→ Description of the task: All lines below must be repeated exactly, with the pictures omitted.

Records from a collection of figures
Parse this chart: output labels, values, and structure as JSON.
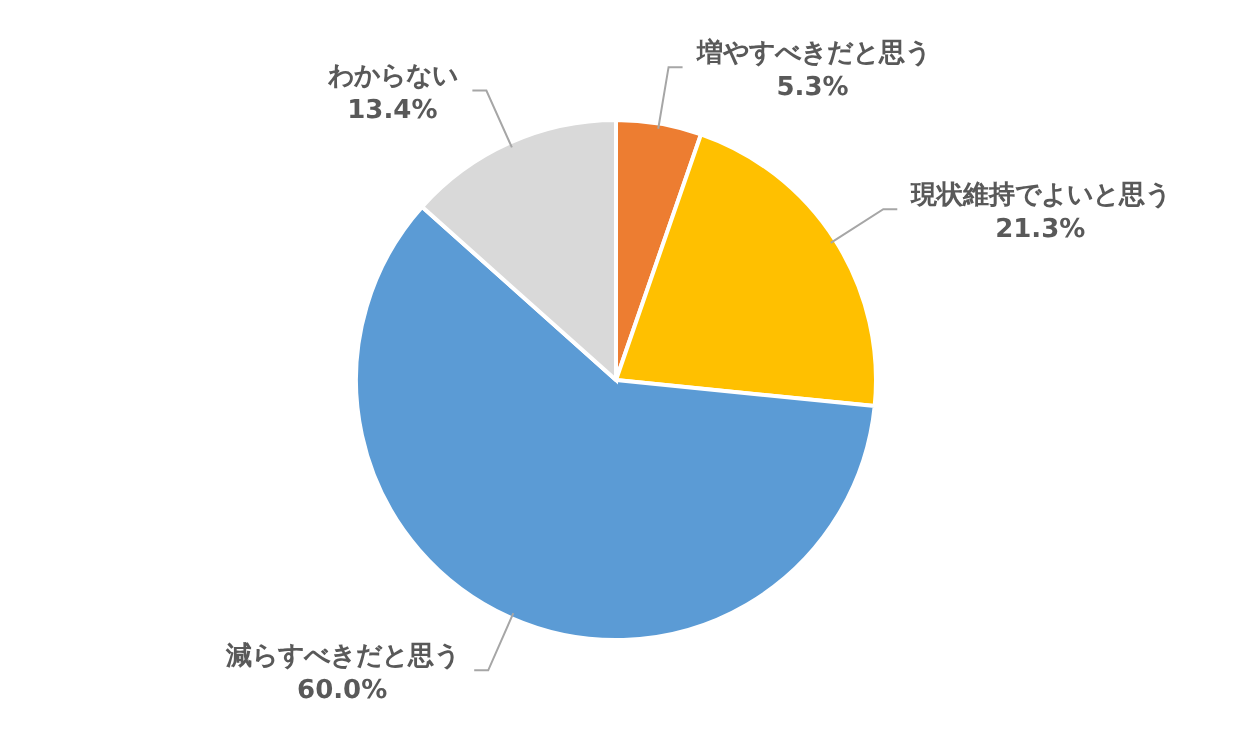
{
  "chart_data": {
    "type": "pie",
    "categories": [
      "増やすべきだと思う",
      "現状維持でよいと思う",
      "減らすべきだと思う",
      "わからない"
    ],
    "values": [
      5.3,
      21.3,
      60.0,
      13.4
    ],
    "colors": [
      "#ed7d31",
      "#ffc000",
      "#5b9bd5",
      "#d9d9d9"
    ],
    "value_labels": [
      "5.3%",
      "21.3%",
      "60.0%",
      "13.4%"
    ]
  }
}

→ Exercise answer:
Parse this chart: output labels, values, and structure as JSON.
{
  "chart_data": {
    "type": "pie",
    "categories": [
      "増やすべきだと思う",
      "現状維持でよいと思う",
      "減らすべきだと思う",
      "わからない"
    ],
    "values": [
      5.3,
      21.3,
      60.0,
      13.4
    ],
    "colors": [
      "#ed7d31",
      "#ffc000",
      "#5b9bd5",
      "#d9d9d9"
    ],
    "value_labels": [
      "5.3%",
      "21.3%",
      "60.0%",
      "13.4%"
    ]
  }
}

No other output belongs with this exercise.